*Brief*
Take the data that follows and retype it word for word.

*Data lines*
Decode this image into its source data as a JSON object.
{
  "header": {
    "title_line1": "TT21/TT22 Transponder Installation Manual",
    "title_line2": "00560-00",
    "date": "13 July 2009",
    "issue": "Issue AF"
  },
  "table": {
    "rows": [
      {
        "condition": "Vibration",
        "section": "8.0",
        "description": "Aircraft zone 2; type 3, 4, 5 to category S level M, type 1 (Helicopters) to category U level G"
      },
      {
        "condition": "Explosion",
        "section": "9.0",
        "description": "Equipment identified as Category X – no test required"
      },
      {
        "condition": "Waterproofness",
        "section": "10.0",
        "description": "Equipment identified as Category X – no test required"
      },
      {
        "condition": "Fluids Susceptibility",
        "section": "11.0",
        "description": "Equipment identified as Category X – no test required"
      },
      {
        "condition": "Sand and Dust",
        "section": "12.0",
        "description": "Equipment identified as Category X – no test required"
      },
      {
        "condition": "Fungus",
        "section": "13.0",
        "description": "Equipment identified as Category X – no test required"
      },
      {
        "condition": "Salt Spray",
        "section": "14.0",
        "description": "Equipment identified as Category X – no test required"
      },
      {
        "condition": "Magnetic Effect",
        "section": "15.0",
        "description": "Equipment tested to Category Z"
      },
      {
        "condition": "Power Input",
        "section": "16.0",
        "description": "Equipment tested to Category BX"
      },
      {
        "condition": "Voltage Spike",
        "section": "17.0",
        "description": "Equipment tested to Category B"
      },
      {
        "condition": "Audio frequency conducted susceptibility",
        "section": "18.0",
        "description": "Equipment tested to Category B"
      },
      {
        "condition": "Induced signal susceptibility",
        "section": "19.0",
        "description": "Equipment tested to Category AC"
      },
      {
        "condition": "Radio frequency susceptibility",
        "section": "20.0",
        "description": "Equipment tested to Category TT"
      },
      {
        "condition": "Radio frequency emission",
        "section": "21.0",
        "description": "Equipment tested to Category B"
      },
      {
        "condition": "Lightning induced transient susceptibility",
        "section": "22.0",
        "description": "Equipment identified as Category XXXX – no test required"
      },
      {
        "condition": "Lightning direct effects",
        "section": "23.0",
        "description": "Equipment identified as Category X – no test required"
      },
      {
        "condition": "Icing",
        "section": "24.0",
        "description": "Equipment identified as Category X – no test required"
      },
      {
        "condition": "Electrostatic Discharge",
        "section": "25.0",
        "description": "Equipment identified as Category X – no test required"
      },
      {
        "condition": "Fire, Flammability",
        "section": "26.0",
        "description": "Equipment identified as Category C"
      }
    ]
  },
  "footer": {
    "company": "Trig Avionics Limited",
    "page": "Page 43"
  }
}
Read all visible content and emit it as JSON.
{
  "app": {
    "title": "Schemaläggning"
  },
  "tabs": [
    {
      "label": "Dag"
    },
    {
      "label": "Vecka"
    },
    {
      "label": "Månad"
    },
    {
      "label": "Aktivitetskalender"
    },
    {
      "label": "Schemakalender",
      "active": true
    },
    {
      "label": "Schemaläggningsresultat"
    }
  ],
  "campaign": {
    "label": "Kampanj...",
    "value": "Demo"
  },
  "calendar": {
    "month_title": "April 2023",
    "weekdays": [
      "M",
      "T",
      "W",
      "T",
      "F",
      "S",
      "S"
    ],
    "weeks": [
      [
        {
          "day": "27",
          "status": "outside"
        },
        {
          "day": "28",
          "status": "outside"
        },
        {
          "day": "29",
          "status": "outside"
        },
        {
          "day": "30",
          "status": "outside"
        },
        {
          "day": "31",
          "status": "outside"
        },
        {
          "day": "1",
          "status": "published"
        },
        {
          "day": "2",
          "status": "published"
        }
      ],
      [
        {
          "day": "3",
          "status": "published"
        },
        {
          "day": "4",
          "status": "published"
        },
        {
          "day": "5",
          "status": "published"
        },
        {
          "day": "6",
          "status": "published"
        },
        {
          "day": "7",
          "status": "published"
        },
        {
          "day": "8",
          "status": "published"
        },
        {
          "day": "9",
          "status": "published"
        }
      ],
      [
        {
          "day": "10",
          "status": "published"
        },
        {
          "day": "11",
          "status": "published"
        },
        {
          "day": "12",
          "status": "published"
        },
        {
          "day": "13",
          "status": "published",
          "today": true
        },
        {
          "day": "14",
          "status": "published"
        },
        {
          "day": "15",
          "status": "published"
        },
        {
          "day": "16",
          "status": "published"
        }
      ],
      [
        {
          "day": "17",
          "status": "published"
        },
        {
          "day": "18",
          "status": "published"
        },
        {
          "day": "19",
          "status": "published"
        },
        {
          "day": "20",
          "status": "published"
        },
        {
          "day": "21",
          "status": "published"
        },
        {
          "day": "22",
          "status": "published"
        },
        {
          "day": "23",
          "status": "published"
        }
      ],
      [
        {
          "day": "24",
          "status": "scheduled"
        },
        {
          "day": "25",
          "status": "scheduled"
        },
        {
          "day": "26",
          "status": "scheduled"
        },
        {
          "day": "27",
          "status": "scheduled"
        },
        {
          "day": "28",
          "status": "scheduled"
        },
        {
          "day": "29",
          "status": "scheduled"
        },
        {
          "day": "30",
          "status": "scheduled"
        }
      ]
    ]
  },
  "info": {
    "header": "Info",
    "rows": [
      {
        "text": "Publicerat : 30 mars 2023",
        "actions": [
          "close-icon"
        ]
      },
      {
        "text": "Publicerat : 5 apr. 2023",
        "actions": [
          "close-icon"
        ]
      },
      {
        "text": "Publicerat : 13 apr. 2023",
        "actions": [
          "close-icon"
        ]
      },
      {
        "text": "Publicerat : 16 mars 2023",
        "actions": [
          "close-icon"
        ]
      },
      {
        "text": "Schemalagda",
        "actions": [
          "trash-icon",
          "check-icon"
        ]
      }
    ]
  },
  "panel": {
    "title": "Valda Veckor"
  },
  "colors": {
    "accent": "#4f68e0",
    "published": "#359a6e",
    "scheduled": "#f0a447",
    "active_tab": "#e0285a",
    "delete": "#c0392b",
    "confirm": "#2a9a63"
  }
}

*Expected output*
Decode this image into its source data as a JSON object.
{
  "header": {
    "title_line1": "TT21/TT22 Transponder Installation Manual",
    "title_line2": "00560-00",
    "date": "13 July 2009",
    "issue": "Issue AF"
  },
  "table": {
    "rows": [
      {
        "condition": "Vibration",
        "section": "8.0",
        "description": "Aircraft zone 2; type 3, 4, 5 to category S level M, type 1 (Helicopters) to category U level G"
      },
      {
        "condition": "Explosion",
        "section": "9.0",
        "description": "Equipment identified as Category X – no test required"
      },
      {
        "condition": "Waterproofness",
        "section": "10.0",
        "description": "Equipment identified as Category X – no test required"
      },
      {
        "condition": "Fluids Susceptibility",
        "section": "11.0",
        "description": "Equipment identified as Category X – no test required"
      },
      {
        "condition": "Sand and Dust",
        "section": "12.0",
        "description": "Equipment identified as Category X – no test required"
      },
      {
        "condition": "Fungus",
        "section": "13.0",
        "description": "Equipment identified as Category X – no test required"
      },
      {
        "condition": "Salt Spray",
        "section": "14.0",
        "description": "Equipment identified as Category X – no test required"
      },
      {
        "condition": "Magnetic Effect",
        "section": "15.0",
        "description": "Equipment tested to Category Z"
      },
      {
        "condition": "Power Input",
        "section": "16.0",
        "description": "Equipment tested to Category BX"
      },
      {
        "condition": "Voltage Spike",
        "section": "17.0",
        "description": "Equipment tested to Category B"
      },
      {
        "condition": "Audio frequency conducted susceptibility",
        "section": "18.0",
        "description": "Equipment tested to Category B"
      },
      {
        "condition": "Induced signal susceptibility",
        "section": "19.0",
        "description": "Equipment tested to Category AC"
      },
      {
        "condition": "Radio frequency susceptibility",
        "section": "20.0",
        "description": "Equipment tested to Category TT"
      },
      {
        "condition": "Radio frequency emission",
        "section": "21.0",
        "description": "Equipment tested to Category B"
      },
      {
        "condition": "Lightning induced transient susceptibility",
        "section": "22.0",
        "description": "Equipment identified as Category XXXX – no test required"
      },
      {
        "condition": "Lightning direct effects",
        "section": "23.0",
        "description": "Equipment identified as Category X – no test required"
      },
      {
        "condition": "Icing",
        "section": "24.0",
        "description": "Equipment identified as Category X – no test required"
      },
      {
        "condition": "Electrostatic Discharge",
        "section": "25.0",
        "description": "Equipment identified as Category X – no test required"
      },
      {
        "condition": "Fire, Flammability",
        "section": "26.0",
        "description": "Equipment identified as Category C"
      }
    ]
  },
  "footer": {
    "company": "Trig Avionics Limited",
    "page": "Page 43"
  }
}
Read all visible content and emit it as JSON.
{
  "app": {
    "title": "Schemaläggning"
  },
  "tabs": [
    {
      "label": "Dag"
    },
    {
      "label": "Vecka"
    },
    {
      "label": "Månad"
    },
    {
      "label": "Aktivitetskalender"
    },
    {
      "label": "Schemakalender",
      "active": true
    },
    {
      "label": "Schemaläggningsresultat"
    }
  ],
  "campaign": {
    "label": "Kampanj...",
    "value": "Demo"
  },
  "calendar": {
    "month_title": "April 2023",
    "weekdays": [
      "M",
      "T",
      "W",
      "T",
      "F",
      "S",
      "S"
    ],
    "weeks": [
      [
        {
          "day": "27",
          "status": "outside"
        },
        {
          "day": "28",
          "status": "outside"
        },
        {
          "day": "29",
          "status": "outside"
        },
        {
          "day": "30",
          "status": "outside"
        },
        {
          "day": "31",
          "status": "outside"
        },
        {
          "day": "1",
          "status": "published"
        },
        {
          "day": "2",
          "status": "published"
        }
      ],
      [
        {
          "day": "3",
          "status": "published"
        },
        {
          "day": "4",
          "status": "published"
        },
        {
          "day": "5",
          "status": "published"
        },
        {
          "day": "6",
          "status": "published"
        },
        {
          "day": "7",
          "status": "published"
        },
        {
          "day": "8",
          "status": "published"
        },
        {
          "day": "9",
          "status": "published"
        }
      ],
      [
        {
          "day": "10",
          "status": "published"
        },
        {
          "day": "11",
          "status": "published"
        },
        {
          "day": "12",
          "status": "published"
        },
        {
          "day": "13",
          "status": "published",
          "today": true
        },
        {
          "day": "14",
          "status": "published"
        },
        {
          "day": "15",
          "status": "published"
        },
        {
          "day": "16",
          "status": "published"
        }
      ],
      [
        {
          "day": "17",
          "status": "published"
        },
        {
          "day": "18",
          "status": "published"
        },
        {
          "day": "19",
          "status": "published"
        },
        {
          "day": "20",
          "status": "published"
        },
        {
          "day": "21",
          "status": "published"
        },
        {
          "day": "22",
          "status": "published"
        },
        {
          "day": "23",
          "status": "published"
        }
      ],
      [
        {
          "day": "24",
          "status": "scheduled"
        },
        {
          "day": "25",
          "status": "scheduled"
        },
        {
          "day": "26",
          "status": "scheduled"
        },
        {
          "day": "27",
          "status": "scheduled"
        },
        {
          "day": "28",
          "status": "scheduled"
        },
        {
          "day": "29",
          "status": "scheduled"
        },
        {
          "day": "30",
          "status": "scheduled"
        }
      ]
    ]
  },
  "info": {
    "header": "Info",
    "rows": [
      {
        "text": "Publicerat : 30 mars 2023",
        "actions": [
          "close-icon"
        ]
      },
      {
        "text": "Publicerat : 5 apr. 2023",
        "actions": [
          "close-icon"
        ]
      },
      {
        "text": "Publicerat : 13 apr. 2023",
        "actions": [
          "close-icon"
        ]
      },
      {
        "text": "Publicerat : 16 mars 2023",
        "actions": [
          "close-icon"
        ]
      },
      {
        "text": "Schemalagda",
        "actions": [
          "trash-icon",
          "check-icon"
        ]
      }
    ]
  },
  "panel": {
    "title": "Valda Veckor"
  },
  "colors": {
    "accent": "#4f68e0",
    "published": "#359a6e",
    "scheduled": "#f0a447",
    "active_tab": "#e0285a",
    "delete": "#c0392b",
    "confirm": "#2a9a63"
  }
}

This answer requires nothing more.